DATA SHOWN:
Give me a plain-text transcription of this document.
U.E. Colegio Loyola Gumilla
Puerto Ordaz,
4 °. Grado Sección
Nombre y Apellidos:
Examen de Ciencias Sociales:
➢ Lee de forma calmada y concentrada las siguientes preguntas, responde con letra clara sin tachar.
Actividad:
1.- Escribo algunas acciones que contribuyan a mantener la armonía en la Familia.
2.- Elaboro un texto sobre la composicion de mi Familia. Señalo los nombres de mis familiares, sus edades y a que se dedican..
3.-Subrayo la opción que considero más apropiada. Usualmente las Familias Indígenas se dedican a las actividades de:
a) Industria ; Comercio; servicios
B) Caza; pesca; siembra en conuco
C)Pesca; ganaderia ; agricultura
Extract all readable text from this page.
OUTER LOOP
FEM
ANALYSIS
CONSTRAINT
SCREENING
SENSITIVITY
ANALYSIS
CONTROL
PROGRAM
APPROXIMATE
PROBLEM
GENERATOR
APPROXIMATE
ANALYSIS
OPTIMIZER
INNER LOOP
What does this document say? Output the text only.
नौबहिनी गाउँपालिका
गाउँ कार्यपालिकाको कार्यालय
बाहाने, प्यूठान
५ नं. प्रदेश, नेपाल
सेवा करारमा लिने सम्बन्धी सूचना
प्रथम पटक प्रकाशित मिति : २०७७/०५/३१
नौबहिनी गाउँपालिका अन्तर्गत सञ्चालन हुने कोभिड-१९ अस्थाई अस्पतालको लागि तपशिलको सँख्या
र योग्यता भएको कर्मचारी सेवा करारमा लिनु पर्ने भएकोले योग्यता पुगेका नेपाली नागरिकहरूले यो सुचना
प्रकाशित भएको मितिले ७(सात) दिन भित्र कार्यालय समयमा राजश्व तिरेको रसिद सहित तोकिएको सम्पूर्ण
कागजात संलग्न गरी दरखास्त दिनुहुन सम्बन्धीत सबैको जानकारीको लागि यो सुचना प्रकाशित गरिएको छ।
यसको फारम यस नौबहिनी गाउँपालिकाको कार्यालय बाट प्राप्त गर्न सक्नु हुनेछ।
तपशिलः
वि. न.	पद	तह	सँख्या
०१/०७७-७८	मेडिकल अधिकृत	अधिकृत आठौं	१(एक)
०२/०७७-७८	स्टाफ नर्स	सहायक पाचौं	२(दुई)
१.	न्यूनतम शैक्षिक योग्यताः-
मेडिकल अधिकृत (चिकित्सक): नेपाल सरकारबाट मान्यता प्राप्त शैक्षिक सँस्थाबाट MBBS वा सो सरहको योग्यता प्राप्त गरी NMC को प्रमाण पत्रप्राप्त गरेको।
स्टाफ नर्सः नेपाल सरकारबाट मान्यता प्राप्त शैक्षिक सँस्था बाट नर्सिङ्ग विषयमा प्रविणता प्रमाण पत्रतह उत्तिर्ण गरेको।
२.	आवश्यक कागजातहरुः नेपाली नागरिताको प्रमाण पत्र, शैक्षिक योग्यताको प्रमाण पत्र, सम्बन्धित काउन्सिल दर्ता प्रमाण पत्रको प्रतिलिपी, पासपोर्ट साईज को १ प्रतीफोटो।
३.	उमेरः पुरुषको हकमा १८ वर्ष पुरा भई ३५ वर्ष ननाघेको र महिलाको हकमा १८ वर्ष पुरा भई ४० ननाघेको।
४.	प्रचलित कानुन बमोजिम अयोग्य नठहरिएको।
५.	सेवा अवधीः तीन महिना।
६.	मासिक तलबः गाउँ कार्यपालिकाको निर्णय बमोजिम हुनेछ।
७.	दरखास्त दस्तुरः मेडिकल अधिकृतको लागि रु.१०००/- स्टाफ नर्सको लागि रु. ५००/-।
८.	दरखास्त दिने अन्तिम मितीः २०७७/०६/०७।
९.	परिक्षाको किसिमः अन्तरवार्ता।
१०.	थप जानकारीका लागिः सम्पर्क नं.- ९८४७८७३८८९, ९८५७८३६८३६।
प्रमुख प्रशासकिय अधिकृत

WHAT YOU SHOULD DO: Reproduce all of the records exactly.

EXERCISE RESULT:
Give me a plain-text transcription of this document.
U.E. Colegio Loyola Gumilla
Puerto Ordaz,
4 °. Grado Sección
Nombre y Apellidos:
Examen de Ciencias Sociales:
➢ Lee de forma calmada y concentrada las siguientes preguntas, responde con letra clara sin tachar.
Actividad:
1.- Escribo algunas acciones que contribuyan a mantener la armonía en la Familia.
2.- Elaboro un texto sobre la composicion de mi Familia. Señalo los nombres de mis familiares, sus edades y a que se dedican..
3.-Subrayo la opción que considero más apropiada. Usualmente las Familias Indígenas se dedican a las actividades de:
a) Industria ; Comercio; servicios
B) Caza; pesca; siembra en conuco
C)Pesca; ganaderia ; agricultura
Extract all readable text from this page.
OUTER LOOP
FEM
ANALYSIS
CONSTRAINT
SCREENING
SENSITIVITY
ANALYSIS
CONTROL
PROGRAM
APPROXIMATE
PROBLEM
GENERATOR
APPROXIMATE
ANALYSIS
OPTIMIZER
INNER LOOP
What does this document say? Output the text only.
नौबहिनी गाउँपालिका
गाउँ कार्यपालिकाको कार्यालय
बाहाने, प्यूठान
५ नं. प्रदेश, नेपाल
सेवा करारमा लिने सम्बन्धी सूचना
प्रथम पटक प्रकाशित मिति : २०७७/०५/३१
नौबहिनी गाउँपालिका अन्तर्गत सञ्चालन हुने कोभिड-१९ अस्थाई अस्पतालको लागि तपशिलको सँख्या
र योग्यता भएको कर्मचारी सेवा करारमा लिनु पर्ने भएकोले योग्यता पुगेका नेपाली नागरिकहरूले यो सुचना
प्रकाशित भएको मितिले ७(सात) दिन भित्र कार्यालय समयमा राजश्व तिरेको रसिद सहित तोकिएको सम्पूर्ण
कागजात संलग्न गरी दरखास्त दिनुहुन सम्बन्धीत सबैको जानकारीको लागि यो सुचना प्रकाशित गरिएको छ।
यसको फारम यस नौबहिनी गाउँपालिकाको कार्यालय बाट प्राप्त गर्न सक्नु हुनेछ।
तपशिलः
वि. न.	पद	तह	सँख्या
०१/०७७-७८	मेडिकल अधिकृत	अधिकृत आठौं	१(एक)
०२/०७७-७८	स्टाफ नर्स	सहायक पाचौं	२(दुई)
१.	न्यूनतम शैक्षिक योग्यताः-
मेडिकल अधिकृत (चिकित्सक): नेपाल सरकारबाट मान्यता प्राप्त शैक्षिक सँस्थाबाट MBBS वा सो सरहको योग्यता प्राप्त गरी NMC को प्रमाण पत्रप्राप्त गरेको।
स्टाफ नर्सः नेपाल सरकारबाट मान्यता प्राप्त शैक्षिक सँस्था बाट नर्सिङ्ग विषयमा प्रविणता प्रमाण पत्रतह उत्तिर्ण गरेको।
२.	आवश्यक कागजातहरुः नेपाली नागरिताको प्रमाण पत्र, शैक्षिक योग्यताको प्रमाण पत्र, सम्बन्धित काउन्सिल दर्ता प्रमाण पत्रको प्रतिलिपी, पासपोर्ट साईज को १ प्रतीफोटो।
३.	उमेरः पुरुषको हकमा १८ वर्ष पुरा भई ३५ वर्ष ननाघेको र महिलाको हकमा १८ वर्ष पुरा भई ४० ननाघेको।
४.	प्रचलित कानुन बमोजिम अयोग्य नठहरिएको।
५.	सेवा अवधीः तीन महिना।
६.	मासिक तलबः गाउँ कार्यपालिकाको निर्णय बमोजिम हुनेछ।
७.	दरखास्त दस्तुरः मेडिकल अधिकृतको लागि रु.१०००/- स्टाफ नर्सको लागि रु. ५००/-।
८.	दरखास्त दिने अन्तिम मितीः २०७७/०६/०७।
९.	परिक्षाको किसिमः अन्तरवार्ता।
१०.	थप जानकारीका लागिः सम्पर्क नं.- ९८४७८७३८८९, ९८५७८३६८३६।
प्रमुख प्रशासकिय अधिकृत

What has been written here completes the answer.